**TASK DETAILS:** Write the data out verbatim.

___ RECORDED DATA ___

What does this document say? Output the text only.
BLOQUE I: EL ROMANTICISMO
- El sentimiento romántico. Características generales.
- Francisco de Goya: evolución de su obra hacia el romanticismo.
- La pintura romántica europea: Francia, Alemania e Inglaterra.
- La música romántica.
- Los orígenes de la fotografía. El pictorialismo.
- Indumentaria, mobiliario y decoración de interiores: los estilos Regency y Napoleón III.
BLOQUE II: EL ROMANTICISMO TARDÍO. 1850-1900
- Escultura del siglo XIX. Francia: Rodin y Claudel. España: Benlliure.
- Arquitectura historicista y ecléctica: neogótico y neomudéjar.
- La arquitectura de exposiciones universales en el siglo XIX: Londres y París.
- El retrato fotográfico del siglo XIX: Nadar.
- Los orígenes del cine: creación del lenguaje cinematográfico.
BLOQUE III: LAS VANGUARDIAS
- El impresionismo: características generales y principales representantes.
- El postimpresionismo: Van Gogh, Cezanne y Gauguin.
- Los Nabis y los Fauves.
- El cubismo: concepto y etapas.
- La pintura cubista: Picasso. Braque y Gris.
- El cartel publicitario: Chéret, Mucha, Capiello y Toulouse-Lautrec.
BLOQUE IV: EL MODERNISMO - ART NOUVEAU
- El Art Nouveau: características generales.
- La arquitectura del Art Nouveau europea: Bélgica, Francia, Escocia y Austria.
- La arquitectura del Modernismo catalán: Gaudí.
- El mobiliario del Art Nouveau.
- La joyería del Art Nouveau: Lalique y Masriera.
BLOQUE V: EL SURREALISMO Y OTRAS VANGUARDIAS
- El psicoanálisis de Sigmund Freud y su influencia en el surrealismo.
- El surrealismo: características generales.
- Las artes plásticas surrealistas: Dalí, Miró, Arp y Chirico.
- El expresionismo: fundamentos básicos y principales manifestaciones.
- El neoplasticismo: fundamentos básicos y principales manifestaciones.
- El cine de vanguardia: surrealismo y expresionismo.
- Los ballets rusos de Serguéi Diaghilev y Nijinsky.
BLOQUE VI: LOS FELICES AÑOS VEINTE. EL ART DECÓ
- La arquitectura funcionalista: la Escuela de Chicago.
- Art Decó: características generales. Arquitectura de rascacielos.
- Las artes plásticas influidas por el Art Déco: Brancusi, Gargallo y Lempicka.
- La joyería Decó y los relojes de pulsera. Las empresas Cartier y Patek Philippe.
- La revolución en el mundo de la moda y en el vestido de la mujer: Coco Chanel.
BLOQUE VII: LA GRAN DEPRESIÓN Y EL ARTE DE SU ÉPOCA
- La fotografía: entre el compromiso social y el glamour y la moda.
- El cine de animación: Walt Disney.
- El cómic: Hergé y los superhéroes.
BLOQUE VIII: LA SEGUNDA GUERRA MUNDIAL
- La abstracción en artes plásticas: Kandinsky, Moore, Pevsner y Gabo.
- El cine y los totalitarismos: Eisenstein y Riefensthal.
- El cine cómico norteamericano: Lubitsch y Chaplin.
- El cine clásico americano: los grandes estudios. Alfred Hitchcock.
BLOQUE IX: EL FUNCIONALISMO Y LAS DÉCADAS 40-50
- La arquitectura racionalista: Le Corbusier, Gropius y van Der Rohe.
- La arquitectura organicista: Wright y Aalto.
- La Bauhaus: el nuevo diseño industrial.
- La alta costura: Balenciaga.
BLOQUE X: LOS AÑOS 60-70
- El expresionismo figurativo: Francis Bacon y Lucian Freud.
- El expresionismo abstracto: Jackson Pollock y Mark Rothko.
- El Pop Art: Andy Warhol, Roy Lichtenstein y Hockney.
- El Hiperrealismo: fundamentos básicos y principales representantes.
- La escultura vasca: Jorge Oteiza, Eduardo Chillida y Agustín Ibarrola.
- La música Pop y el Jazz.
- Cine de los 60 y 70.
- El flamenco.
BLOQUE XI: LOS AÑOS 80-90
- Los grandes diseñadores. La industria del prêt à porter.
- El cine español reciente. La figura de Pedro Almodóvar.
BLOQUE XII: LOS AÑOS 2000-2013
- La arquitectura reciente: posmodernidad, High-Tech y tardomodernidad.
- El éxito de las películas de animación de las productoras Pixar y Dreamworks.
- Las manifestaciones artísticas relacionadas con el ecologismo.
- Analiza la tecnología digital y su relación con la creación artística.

___

**EXERCISE RESPONSE:**
What does this document say? Output the text only.
BLOQUE I: EL ROMANTICISMO
- El sentimiento romántico. Características generales.
- Francisco de Goya: evolución de su obra hacia el romanticismo.
- La pintura romántica europea: Francia, Alemania e Inglaterra.
- La música romántica.
- Los orígenes de la fotografía. El pictorialismo.
- Indumentaria, mobiliario y decoración de interiores: los estilos Regency y Napoleón III.
BLOQUE II: EL ROMANTICISMO TARDÍO. 1850-1900
- Escultura del siglo XIX. Francia: Rodin y Claudel. España: Benlliure.
- Arquitectura historicista y ecléctica: neogótico y neomudéjar.
- La arquitectura de exposiciones universales en el siglo XIX: Londres y París.
- El retrato fotográfico del siglo XIX: Nadar.
- Los orígenes del cine: creación del lenguaje cinematográfico.
BLOQUE III: LAS VANGUARDIAS
- El impresionismo: características generales y principales representantes.
- El postimpresionismo: Van Gogh, Cezanne y Gauguin.
- Los Nabis y los Fauves.
- El cubismo: concepto y etapas.
- La pintura cubista: Picasso. Braque y Gris.
- El cartel publicitario: Chéret, Mucha, Capiello y Toulouse-Lautrec.
BLOQUE IV: EL MODERNISMO - ART NOUVEAU
- El Art Nouveau: características generales.
- La arquitectura del Art Nouveau europea: Bélgica, Francia, Escocia y Austria.
- La arquitectura del Modernismo catalán: Gaudí.
- El mobiliario del Art Nouveau.
- La joyería del Art Nouveau: Lalique y Masriera.
BLOQUE V: EL SURREALISMO Y OTRAS VANGUARDIAS
- El psicoanálisis de Sigmund Freud y su influencia en el surrealismo.
- El surrealismo: características generales.
- Las artes plásticas surrealistas: Dalí, Miró, Arp y Chirico.
- El expresionismo: fundamentos básicos y principales manifestaciones.
- El neoplasticismo: fundamentos básicos y principales manifestaciones.
- El cine de vanguardia: surrealismo y expresionismo.
- Los ballets rusos de Serguéi Diaghilev y Nijinsky.
BLOQUE VI: LOS FELICES AÑOS VEINTE. EL ART DECÓ
- La arquitectura funcionalista: la Escuela de Chicago.
- Art Decó: características generales. Arquitectura de rascacielos.
- Las artes plásticas influidas por el Art Déco: Brancusi, Gargallo y Lempicka.
- La joyería Decó y los relojes de pulsera. Las empresas Cartier y Patek Philippe.
- La revolución en el mundo de la moda y en el vestido de la mujer: Coco Chanel.
BLOQUE VII: LA GRAN DEPRESIÓN Y EL ARTE DE SU ÉPOCA
- La fotografía: entre el compromiso social y el glamour y la moda.
- El cine de animación: Walt Disney.
- El cómic: Hergé y los superhéroes.
BLOQUE VIII: LA SEGUNDA GUERRA MUNDIAL
- La abstracción en artes plásticas: Kandinsky, Moore, Pevsner y Gabo.
- El cine y los totalitarismos: Eisenstein y Riefensthal.
- El cine cómico norteamericano: Lubitsch y Chaplin.
- El cine clásico americano: los grandes estudios. Alfred Hitchcock.
BLOQUE IX: EL FUNCIONALISMO Y LAS DÉCADAS 40-50
- La arquitectura racionalista: Le Corbusier, Gropius y van Der Rohe.
- La arquitectura organicista: Wright y Aalto.
- La Bauhaus: el nuevo diseño industrial.
- La alta costura: Balenciaga.
BLOQUE X: LOS AÑOS 60-70
- El expresionismo figurativo: Francis Bacon y Lucian Freud.
- El expresionismo abstracto: Jackson Pollock y Mark Rothko.
- El Pop Art: Andy Warhol, Roy Lichtenstein y Hockney.
- El Hiperrealismo: fundamentos básicos y principales representantes.
- La escultura vasca: Jorge Oteiza, Eduardo Chillida y Agustín Ibarrola.
- La música Pop y el Jazz.
- Cine de los 60 y 70.
- El flamenco.
BLOQUE XI: LOS AÑOS 80-90
- Los grandes diseñadores. La industria del prêt à porter.
- El cine español reciente. La figura de Pedro Almodóvar.
BLOQUE XII: LOS AÑOS 2000-2013
- La arquitectura reciente: posmodernidad, High-Tech y tardomodernidad.
- El éxito de las películas de animación de las productoras Pixar y Dreamworks.
- Las manifestaciones artísticas relacionadas con el ecologismo.
- Analiza la tecnología digital y su relación con la creación artística.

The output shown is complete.